▶ [Excerpt provided]:
※

A Projection of What’s to Come

If you regularly read our letters, you will know we have been saying the path we have taken will eventually come with a price. The bill is now due. It will have a dampening effect on the economy but at this point, we don’t think it will kill it. Here are some of the things we project may be the outcome: 

  • Higher interest rates —The Fed may raise rates 4-5 mores times this year. 
  • The Fed will continue to taper bond purchases. 
  • Inflation is now at 7.9% and will back off by 4-5%. The more transient inflationary factors will fade and Food, energy and wage inflation are the concern. 
  • GDP will grow nicely at 3% but slower than before. 
  • Unemployment is down to 3.6% and dropping. 
  • M2 money supply has been up 40% over last 2 years, thus money that was spent just appeared out of thin air. This created a demand shock we are still unwinding from. Will take more time, thus high inflation is short term. 
  • This inflation will harm consumers as wages tend to grow slower than inflation. Currently 32% of workers make less than $15 per hour which will greatly impact their buying power.

※

▶ [Data extract]:
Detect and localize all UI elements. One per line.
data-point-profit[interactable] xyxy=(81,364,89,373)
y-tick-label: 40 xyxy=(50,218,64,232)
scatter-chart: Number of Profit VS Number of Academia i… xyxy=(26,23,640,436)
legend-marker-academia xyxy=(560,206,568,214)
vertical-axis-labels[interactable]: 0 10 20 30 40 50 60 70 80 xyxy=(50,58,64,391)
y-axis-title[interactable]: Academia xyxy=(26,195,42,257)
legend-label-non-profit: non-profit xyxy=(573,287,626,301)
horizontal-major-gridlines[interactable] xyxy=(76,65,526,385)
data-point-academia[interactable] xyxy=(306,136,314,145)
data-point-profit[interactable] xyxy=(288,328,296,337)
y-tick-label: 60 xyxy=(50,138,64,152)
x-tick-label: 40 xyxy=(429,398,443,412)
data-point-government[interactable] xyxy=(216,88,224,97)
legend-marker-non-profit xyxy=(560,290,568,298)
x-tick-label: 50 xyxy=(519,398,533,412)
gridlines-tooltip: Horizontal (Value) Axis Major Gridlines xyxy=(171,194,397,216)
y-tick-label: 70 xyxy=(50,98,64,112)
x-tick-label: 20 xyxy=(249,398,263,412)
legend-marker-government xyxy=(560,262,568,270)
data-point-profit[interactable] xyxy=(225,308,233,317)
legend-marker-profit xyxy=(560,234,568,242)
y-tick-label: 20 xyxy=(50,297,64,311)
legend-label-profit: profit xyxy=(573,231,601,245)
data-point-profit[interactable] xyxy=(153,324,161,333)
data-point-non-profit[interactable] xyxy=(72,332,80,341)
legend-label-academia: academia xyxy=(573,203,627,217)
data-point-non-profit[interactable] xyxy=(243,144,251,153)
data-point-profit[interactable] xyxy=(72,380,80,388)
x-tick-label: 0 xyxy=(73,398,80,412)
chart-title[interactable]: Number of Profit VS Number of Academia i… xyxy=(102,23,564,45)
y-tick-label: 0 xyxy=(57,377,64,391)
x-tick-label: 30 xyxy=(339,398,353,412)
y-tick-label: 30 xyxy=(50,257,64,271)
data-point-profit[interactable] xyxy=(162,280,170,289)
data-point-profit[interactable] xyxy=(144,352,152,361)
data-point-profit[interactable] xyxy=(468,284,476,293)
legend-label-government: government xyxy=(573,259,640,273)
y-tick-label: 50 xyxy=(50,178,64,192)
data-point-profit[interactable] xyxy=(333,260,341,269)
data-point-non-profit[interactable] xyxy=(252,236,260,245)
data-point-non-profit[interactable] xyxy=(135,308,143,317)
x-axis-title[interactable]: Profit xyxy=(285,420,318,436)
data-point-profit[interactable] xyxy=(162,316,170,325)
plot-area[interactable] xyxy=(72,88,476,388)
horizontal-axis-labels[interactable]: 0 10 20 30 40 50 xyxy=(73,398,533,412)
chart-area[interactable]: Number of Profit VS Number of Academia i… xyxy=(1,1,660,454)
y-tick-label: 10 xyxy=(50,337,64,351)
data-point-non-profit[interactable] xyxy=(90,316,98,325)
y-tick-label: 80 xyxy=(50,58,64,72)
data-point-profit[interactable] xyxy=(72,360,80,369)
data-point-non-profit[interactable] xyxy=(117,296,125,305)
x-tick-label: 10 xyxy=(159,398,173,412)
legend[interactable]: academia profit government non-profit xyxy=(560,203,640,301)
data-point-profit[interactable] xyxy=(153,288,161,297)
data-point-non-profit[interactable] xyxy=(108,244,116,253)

※

▶ [Direction]: Set down the part of the economic projection excerpt that opens with the words containing "If you regularly" and closes with "slower than before.", copying it word for word. The items have nothing to do with what follows.

▶ [Finished task]:
If you regularly read our letters, you will know we have been saying the path we have taken will eventually come with a price. The bill is now due. It will have a dampening effect on the economy but at this point, we don’t think it will kill it. Here are some of the things we project may be the outcome: 

  • Higher interest rates —The Fed may raise rates 4-5 mores times this year. 
  • The Fed will continue to taper bond purchases. 
  • Inflation is now at 7.9% and will back off by 4-5%. The more transient inflationary factors will fade and Food, energy and wage inflation are the concern. 
  • GDP will grow nicely at 3% but slower than before.